▶ [GIVEN DATA]:
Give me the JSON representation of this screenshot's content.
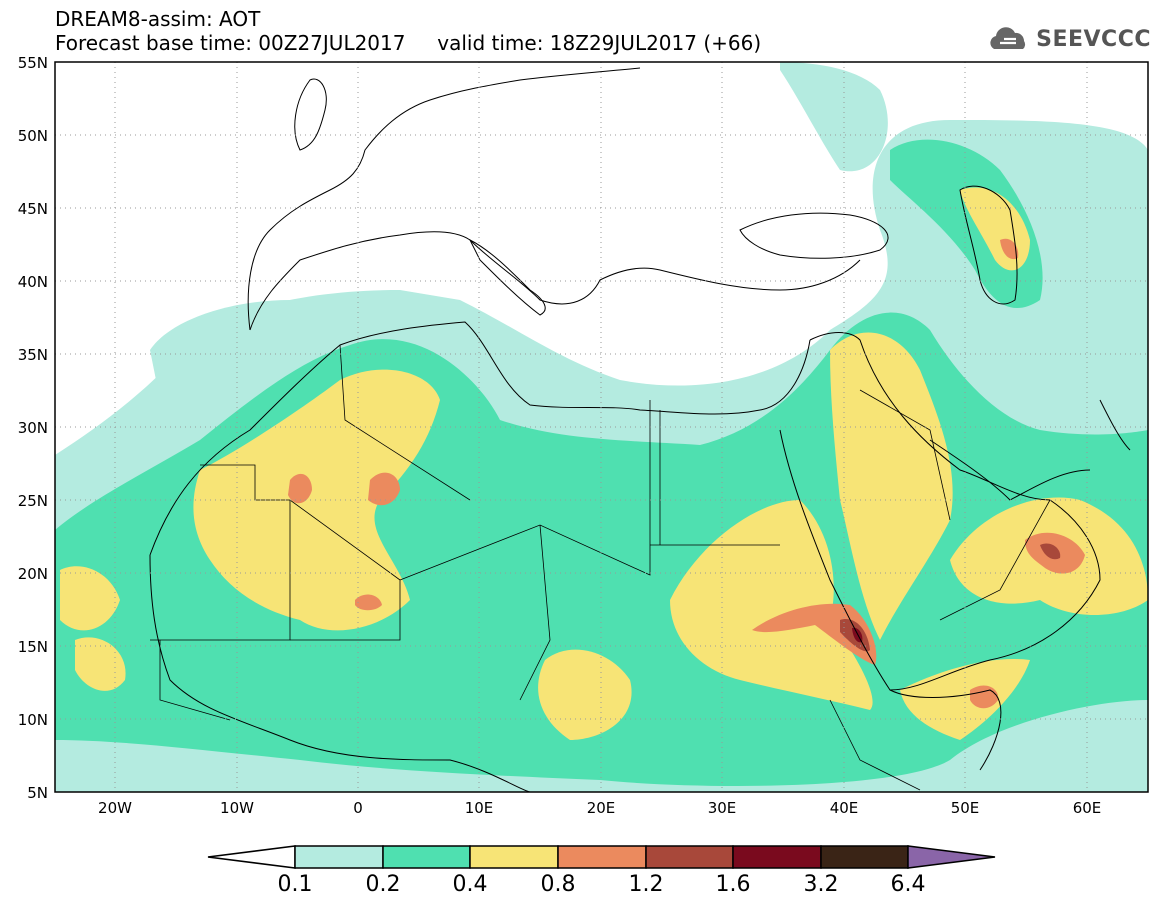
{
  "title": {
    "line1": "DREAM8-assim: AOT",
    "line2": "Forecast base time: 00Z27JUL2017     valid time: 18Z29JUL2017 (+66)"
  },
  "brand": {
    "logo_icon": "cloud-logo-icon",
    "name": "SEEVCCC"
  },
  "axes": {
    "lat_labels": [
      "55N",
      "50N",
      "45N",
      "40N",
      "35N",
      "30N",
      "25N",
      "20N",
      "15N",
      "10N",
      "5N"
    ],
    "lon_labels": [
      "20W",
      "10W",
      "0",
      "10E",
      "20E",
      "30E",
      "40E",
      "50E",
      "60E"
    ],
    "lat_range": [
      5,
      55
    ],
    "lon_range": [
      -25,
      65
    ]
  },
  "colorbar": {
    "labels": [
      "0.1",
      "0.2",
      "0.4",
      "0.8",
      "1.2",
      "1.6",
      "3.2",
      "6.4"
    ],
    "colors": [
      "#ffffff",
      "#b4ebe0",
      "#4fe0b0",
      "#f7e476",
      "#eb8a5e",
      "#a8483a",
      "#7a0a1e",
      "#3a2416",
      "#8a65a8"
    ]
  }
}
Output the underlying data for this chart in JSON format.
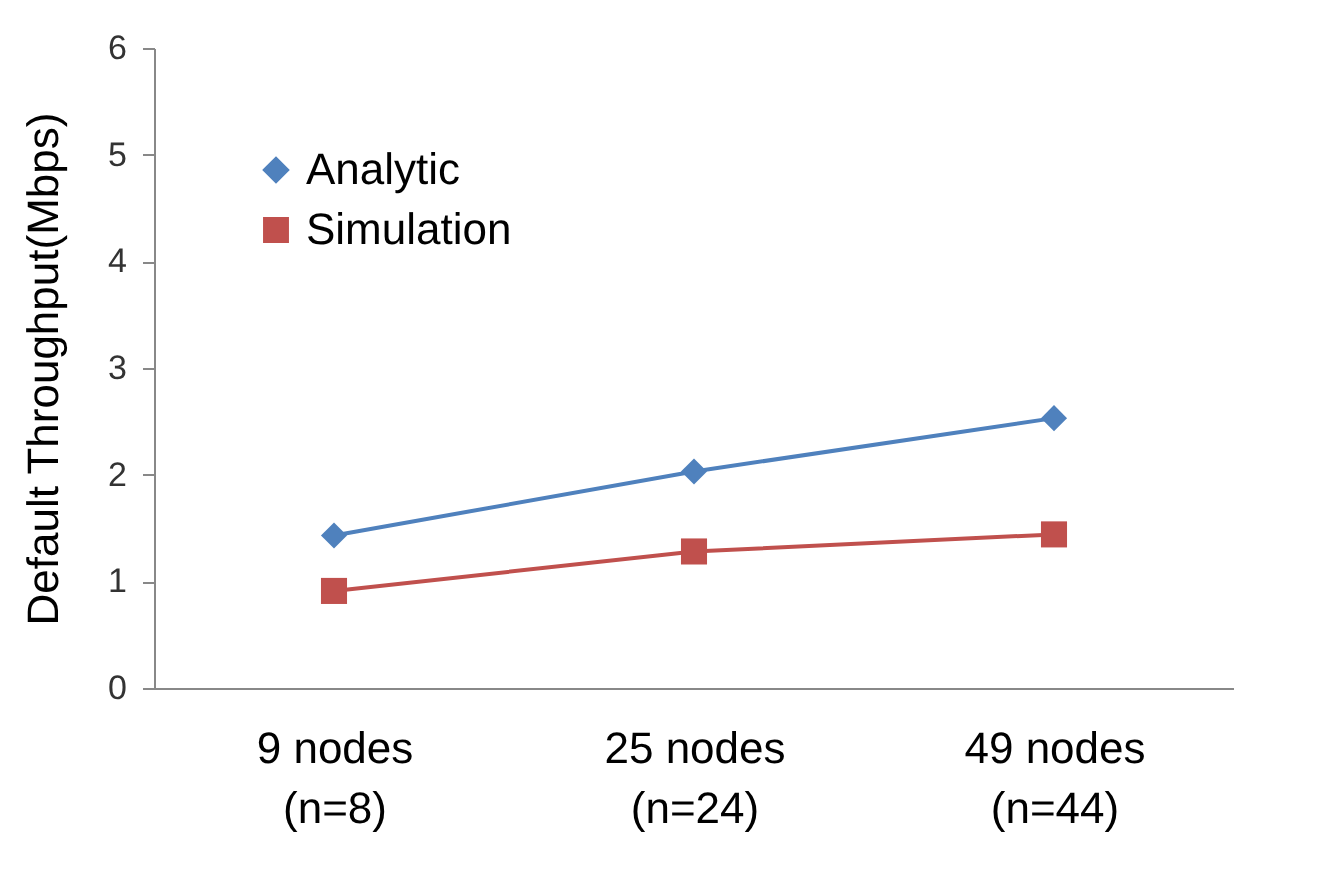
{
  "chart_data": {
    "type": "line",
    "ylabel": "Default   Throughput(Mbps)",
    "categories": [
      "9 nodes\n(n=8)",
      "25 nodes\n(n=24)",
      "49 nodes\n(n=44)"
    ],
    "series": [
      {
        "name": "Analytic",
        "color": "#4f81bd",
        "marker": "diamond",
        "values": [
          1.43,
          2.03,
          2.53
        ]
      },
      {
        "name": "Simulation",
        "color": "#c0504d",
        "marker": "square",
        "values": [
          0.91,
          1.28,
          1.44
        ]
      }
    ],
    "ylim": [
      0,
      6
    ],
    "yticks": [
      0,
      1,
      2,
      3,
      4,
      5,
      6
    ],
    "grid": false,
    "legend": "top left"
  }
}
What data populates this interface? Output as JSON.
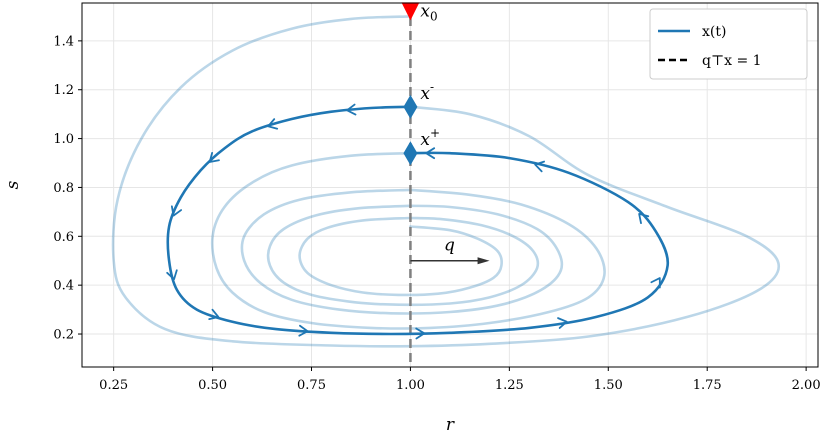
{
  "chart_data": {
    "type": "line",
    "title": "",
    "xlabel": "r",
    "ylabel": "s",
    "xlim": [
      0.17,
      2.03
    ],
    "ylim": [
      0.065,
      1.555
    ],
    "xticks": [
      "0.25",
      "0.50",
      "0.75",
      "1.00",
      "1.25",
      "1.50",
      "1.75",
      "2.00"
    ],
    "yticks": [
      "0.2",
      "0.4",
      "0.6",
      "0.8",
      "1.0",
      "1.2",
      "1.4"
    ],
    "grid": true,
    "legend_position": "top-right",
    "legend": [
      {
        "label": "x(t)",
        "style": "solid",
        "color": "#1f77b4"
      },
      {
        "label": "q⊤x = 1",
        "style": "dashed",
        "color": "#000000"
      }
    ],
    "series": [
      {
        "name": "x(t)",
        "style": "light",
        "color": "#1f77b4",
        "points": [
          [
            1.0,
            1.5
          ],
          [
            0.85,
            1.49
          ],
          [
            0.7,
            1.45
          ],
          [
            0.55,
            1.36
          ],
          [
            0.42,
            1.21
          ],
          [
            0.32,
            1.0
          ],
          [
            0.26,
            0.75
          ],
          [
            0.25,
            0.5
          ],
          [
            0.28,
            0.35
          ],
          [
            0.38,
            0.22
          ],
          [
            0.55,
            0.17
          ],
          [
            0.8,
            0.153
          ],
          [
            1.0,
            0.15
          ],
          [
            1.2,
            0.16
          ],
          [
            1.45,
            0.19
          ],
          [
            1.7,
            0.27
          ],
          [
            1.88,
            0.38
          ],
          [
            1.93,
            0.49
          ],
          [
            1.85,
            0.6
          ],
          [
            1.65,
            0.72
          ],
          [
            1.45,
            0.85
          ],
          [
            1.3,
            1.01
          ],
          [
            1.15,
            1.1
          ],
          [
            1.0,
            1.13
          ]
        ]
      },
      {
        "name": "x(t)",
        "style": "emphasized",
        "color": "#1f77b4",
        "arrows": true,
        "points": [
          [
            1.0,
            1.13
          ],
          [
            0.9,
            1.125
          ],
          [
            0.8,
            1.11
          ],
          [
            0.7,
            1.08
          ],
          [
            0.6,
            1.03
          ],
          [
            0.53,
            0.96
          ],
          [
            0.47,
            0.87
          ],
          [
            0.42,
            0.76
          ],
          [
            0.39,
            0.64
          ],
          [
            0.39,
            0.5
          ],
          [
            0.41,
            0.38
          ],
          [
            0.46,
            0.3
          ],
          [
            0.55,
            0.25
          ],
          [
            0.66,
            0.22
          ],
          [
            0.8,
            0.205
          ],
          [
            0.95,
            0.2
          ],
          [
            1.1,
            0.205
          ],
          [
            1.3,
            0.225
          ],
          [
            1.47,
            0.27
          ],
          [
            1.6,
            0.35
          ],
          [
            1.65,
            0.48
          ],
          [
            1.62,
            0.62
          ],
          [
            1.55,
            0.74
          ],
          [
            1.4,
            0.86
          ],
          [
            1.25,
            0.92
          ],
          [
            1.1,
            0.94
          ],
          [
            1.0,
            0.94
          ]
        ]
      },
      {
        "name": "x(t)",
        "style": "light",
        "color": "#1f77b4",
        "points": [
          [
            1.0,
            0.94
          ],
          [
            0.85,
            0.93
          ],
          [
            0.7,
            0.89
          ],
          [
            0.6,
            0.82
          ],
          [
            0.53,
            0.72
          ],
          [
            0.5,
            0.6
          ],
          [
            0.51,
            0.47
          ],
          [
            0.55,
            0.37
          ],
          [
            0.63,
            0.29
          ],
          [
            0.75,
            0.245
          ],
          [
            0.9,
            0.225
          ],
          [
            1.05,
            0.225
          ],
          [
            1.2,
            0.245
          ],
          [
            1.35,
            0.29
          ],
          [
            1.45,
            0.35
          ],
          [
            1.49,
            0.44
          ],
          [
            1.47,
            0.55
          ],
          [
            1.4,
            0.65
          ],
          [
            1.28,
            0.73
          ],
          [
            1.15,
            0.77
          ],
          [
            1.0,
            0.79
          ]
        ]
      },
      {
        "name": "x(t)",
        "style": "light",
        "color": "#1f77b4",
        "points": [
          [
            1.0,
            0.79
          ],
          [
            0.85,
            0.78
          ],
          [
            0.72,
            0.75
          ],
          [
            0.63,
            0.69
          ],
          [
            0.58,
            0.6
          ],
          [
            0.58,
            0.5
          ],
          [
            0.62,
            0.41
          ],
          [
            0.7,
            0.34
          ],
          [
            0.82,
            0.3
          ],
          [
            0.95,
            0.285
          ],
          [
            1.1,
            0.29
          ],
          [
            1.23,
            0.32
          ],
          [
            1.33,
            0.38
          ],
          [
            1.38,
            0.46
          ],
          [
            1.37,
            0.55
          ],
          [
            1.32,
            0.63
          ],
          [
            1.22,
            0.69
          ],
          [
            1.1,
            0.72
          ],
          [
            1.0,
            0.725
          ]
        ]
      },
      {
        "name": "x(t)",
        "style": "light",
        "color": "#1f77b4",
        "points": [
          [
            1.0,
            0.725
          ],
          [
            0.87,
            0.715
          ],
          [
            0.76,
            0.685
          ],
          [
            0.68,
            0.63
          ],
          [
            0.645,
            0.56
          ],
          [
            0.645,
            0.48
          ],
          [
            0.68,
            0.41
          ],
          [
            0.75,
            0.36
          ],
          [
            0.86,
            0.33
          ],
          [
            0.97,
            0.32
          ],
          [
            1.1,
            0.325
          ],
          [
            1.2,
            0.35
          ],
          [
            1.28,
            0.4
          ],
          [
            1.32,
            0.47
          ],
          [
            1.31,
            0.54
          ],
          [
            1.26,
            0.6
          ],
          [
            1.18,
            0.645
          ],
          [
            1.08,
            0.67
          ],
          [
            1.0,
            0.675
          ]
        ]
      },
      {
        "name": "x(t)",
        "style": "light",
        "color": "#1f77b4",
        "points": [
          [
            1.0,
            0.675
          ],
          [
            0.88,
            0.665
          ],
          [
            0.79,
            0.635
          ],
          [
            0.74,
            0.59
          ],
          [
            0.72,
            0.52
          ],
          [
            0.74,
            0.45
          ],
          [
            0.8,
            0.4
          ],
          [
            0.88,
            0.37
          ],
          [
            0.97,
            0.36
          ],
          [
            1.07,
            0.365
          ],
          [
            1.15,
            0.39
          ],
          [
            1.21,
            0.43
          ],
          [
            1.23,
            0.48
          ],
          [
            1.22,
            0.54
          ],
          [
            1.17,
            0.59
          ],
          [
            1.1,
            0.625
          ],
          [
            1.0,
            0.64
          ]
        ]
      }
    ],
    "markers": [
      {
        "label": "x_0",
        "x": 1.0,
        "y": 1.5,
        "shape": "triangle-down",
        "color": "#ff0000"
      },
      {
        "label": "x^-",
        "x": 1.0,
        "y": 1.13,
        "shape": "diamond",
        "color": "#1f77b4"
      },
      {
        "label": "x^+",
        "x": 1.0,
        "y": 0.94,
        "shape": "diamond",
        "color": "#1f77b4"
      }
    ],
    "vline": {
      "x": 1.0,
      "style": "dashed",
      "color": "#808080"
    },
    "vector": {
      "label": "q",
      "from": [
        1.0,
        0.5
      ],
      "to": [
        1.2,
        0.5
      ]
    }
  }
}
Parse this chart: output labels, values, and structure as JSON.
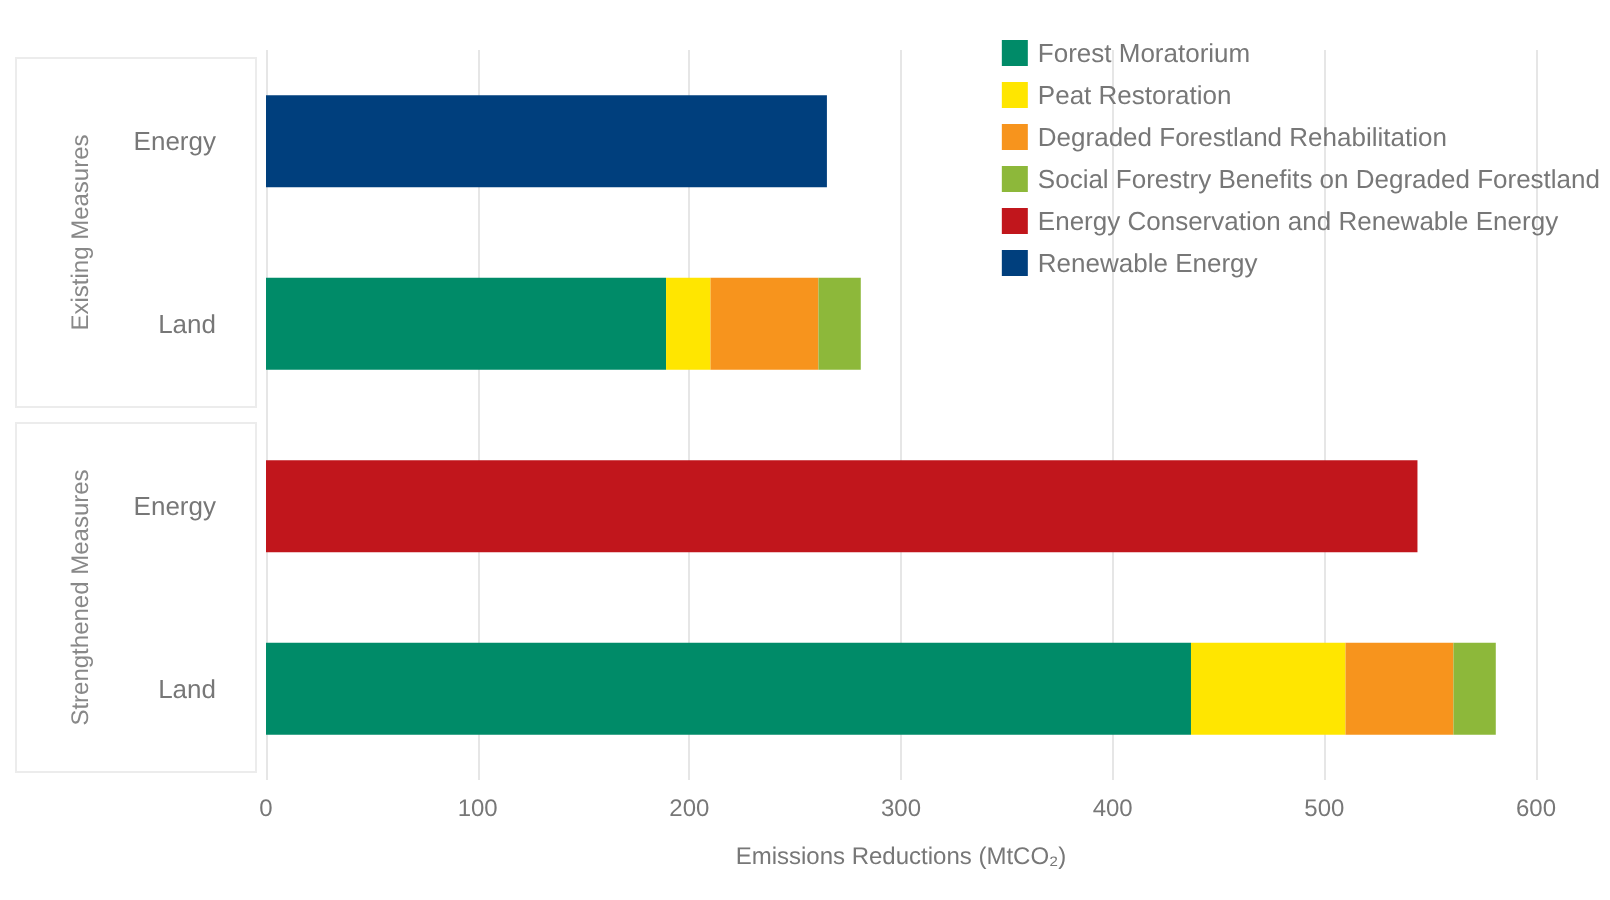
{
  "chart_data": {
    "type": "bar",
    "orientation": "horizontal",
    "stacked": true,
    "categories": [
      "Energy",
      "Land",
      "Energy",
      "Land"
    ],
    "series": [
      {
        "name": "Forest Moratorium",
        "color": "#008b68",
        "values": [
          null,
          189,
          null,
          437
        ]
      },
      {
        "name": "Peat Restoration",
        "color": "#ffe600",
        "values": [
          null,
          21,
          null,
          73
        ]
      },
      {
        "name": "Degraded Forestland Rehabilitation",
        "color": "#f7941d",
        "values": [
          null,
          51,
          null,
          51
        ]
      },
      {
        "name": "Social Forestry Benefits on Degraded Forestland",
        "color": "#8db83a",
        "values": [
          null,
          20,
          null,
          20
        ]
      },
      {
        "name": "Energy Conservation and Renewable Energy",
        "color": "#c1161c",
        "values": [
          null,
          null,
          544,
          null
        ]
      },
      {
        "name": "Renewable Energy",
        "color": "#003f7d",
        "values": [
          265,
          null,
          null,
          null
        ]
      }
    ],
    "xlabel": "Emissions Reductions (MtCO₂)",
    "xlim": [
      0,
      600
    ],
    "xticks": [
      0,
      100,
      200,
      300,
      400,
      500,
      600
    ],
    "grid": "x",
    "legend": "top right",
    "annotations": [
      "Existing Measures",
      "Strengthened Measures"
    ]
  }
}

▶ [AIM]: Each line of the material that holds the string "xlabel" counts once; give the total alone.

▶ [TASK SOLUTION]: 2